PROBLEM REQUIREMENTS. Output the entries verbatim, including every line.
[START OF DATA ROWS]
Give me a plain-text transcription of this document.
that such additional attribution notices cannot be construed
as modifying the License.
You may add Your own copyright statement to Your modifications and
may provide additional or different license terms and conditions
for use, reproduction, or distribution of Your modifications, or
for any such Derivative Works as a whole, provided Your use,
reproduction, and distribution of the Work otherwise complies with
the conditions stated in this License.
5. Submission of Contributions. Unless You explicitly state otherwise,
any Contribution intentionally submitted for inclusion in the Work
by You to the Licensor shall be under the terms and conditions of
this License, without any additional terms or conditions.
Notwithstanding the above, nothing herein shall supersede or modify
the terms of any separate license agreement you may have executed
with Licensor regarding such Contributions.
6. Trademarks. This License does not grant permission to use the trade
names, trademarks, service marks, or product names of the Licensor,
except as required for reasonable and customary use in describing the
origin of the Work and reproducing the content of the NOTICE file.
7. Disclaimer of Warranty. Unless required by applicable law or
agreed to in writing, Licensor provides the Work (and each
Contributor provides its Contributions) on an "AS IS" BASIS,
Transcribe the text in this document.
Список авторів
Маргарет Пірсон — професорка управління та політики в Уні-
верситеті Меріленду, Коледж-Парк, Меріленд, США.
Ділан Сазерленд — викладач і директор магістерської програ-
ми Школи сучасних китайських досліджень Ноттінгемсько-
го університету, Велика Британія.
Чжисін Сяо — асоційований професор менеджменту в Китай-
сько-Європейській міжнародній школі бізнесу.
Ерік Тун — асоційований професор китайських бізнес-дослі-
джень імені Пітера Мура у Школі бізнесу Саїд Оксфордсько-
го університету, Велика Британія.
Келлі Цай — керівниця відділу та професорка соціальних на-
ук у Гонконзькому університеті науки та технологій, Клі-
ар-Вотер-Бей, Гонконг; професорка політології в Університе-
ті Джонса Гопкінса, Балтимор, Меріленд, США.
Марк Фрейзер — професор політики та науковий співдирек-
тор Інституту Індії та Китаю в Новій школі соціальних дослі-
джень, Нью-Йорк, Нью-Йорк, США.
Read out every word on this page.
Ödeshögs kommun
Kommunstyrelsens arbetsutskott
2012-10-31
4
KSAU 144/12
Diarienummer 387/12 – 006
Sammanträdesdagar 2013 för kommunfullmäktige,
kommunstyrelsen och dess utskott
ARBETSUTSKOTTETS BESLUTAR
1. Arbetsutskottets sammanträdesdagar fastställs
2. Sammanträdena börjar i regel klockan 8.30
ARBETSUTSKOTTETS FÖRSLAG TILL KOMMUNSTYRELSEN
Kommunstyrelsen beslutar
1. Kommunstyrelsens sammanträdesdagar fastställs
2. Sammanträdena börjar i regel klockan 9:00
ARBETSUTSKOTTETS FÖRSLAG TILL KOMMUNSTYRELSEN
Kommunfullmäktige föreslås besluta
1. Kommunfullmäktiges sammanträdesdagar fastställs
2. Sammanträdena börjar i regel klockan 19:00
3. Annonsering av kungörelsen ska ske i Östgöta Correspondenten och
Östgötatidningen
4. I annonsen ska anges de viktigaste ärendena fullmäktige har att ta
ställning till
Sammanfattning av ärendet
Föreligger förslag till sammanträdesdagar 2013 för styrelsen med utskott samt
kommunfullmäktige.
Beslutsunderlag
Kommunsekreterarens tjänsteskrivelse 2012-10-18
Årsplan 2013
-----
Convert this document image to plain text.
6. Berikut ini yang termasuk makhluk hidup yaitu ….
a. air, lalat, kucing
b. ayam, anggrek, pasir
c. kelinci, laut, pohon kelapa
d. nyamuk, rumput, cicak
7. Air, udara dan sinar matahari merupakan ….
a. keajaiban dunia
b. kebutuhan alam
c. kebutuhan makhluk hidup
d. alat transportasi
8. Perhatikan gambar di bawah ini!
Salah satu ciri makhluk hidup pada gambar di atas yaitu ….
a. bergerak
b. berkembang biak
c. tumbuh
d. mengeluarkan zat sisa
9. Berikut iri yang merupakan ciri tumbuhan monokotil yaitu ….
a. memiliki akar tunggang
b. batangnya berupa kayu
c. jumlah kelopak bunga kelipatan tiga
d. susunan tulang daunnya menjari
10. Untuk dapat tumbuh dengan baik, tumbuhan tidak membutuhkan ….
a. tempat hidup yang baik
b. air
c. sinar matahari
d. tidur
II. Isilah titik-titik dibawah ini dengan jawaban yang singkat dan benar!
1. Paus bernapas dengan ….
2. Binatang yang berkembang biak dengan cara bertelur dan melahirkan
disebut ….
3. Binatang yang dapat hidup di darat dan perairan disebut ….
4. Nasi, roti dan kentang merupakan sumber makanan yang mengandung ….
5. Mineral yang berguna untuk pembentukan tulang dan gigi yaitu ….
[END OF DATA ROWS]
CORRECT RESPONSE.
Give me a plain-text transcription of this document.
that such additional attribution notices cannot be construed
as modifying the License.
You may add Your own copyright statement to Your modifications and
may provide additional or different license terms and conditions
for use, reproduction, or distribution of Your modifications, or
for any such Derivative Works as a whole, provided Your use,
reproduction, and distribution of the Work otherwise complies with
the conditions stated in this License.
5. Submission of Contributions. Unless You explicitly state otherwise,
any Contribution intentionally submitted for inclusion in the Work
by You to the Licensor shall be under the terms and conditions of
this License, without any additional terms or conditions.
Notwithstanding the above, nothing herein shall supersede or modify
the terms of any separate license agreement you may have executed
with Licensor regarding such Contributions.
6. Trademarks. This License does not grant permission to use the trade
names, trademarks, service marks, or product names of the Licensor,
except as required for reasonable and customary use in describing the
origin of the Work and reproducing the content of the NOTICE file.
7. Disclaimer of Warranty. Unless required by applicable law or
agreed to in writing, Licensor provides the Work (and each
Contributor provides its Contributions) on an "AS IS" BASIS,
Transcribe the text in this document.
Список авторів
Маргарет Пірсон — професорка управління та політики в Уні-
верситеті Меріленду, Коледж-Парк, Меріленд, США.
Ділан Сазерленд — викладач і директор магістерської програ-
ми Школи сучасних китайських досліджень Ноттінгемсько-
го університету, Велика Британія.
Чжисін Сяо — асоційований професор менеджменту в Китай-
сько-Європейській міжнародній школі бізнесу.
Ерік Тун — асоційований професор китайських бізнес-дослі-
джень імені Пітера Мура у Школі бізнесу Саїд Оксфордсько-
го університету, Велика Британія.
Келлі Цай — керівниця відділу та професорка соціальних на-
ук у Гонконзькому університеті науки та технологій, Клі-
ар-Вотер-Бей, Гонконг; професорка політології в Університе-
ті Джонса Гопкінса, Балтимор, Меріленд, США.
Марк Фрейзер — професор політики та науковий співдирек-
тор Інституту Індії та Китаю в Новій школі соціальних дослі-
джень, Нью-Йорк, Нью-Йорк, США.
Read out every word on this page.
Ödeshögs kommun
Kommunstyrelsens arbetsutskott
2012-10-31
4
KSAU 144/12
Diarienummer 387/12 – 006
Sammanträdesdagar 2013 för kommunfullmäktige,
kommunstyrelsen och dess utskott
ARBETSUTSKOTTETS BESLUTAR
1. Arbetsutskottets sammanträdesdagar fastställs
2. Sammanträdena börjar i regel klockan 8.30
ARBETSUTSKOTTETS FÖRSLAG TILL KOMMUNSTYRELSEN
Kommunstyrelsen beslutar
1. Kommunstyrelsens sammanträdesdagar fastställs
2. Sammanträdena börjar i regel klockan 9:00
ARBETSUTSKOTTETS FÖRSLAG TILL KOMMUNSTYRELSEN
Kommunfullmäktige föreslås besluta
1. Kommunfullmäktiges sammanträdesdagar fastställs
2. Sammanträdena börjar i regel klockan 19:00
3. Annonsering av kungörelsen ska ske i Östgöta Correspondenten och
Östgötatidningen
4. I annonsen ska anges de viktigaste ärendena fullmäktige har att ta
ställning till
Sammanfattning av ärendet
Föreligger förslag till sammanträdesdagar 2013 för styrelsen med utskott samt
kommunfullmäktige.
Beslutsunderlag
Kommunsekreterarens tjänsteskrivelse 2012-10-18
Årsplan 2013
-----
Convert this document image to plain text.
6. Berikut ini yang termasuk makhluk hidup yaitu ….
a. air, lalat, kucing
b. ayam, anggrek, pasir
c. kelinci, laut, pohon kelapa
d. nyamuk, rumput, cicak
7. Air, udara dan sinar matahari merupakan ….
a. keajaiban dunia
b. kebutuhan alam
c. kebutuhan makhluk hidup
d. alat transportasi
8. Perhatikan gambar di bawah ini!
Salah satu ciri makhluk hidup pada gambar di atas yaitu ….
a. bergerak
b. berkembang biak
c. tumbuh
d. mengeluarkan zat sisa
9. Berikut iri yang merupakan ciri tumbuhan monokotil yaitu ….
a. memiliki akar tunggang
b. batangnya berupa kayu
c. jumlah kelopak bunga kelipatan tiga
d. susunan tulang daunnya menjari
10. Untuk dapat tumbuh dengan baik, tumbuhan tidak membutuhkan ….
a. tempat hidup yang baik
b. air
c. sinar matahari
d. tidur
II. Isilah titik-titik dibawah ini dengan jawaban yang singkat dan benar!
1. Paus bernapas dengan ….
2. Binatang yang berkembang biak dengan cara bertelur dan melahirkan
disebut ….
3. Binatang yang dapat hidup di darat dan perairan disebut ….
4. Nasi, roti dan kentang merupakan sumber makanan yang mengandung ….
5. Mineral yang berguna untuk pembentukan tulang dan gigi yaitu ….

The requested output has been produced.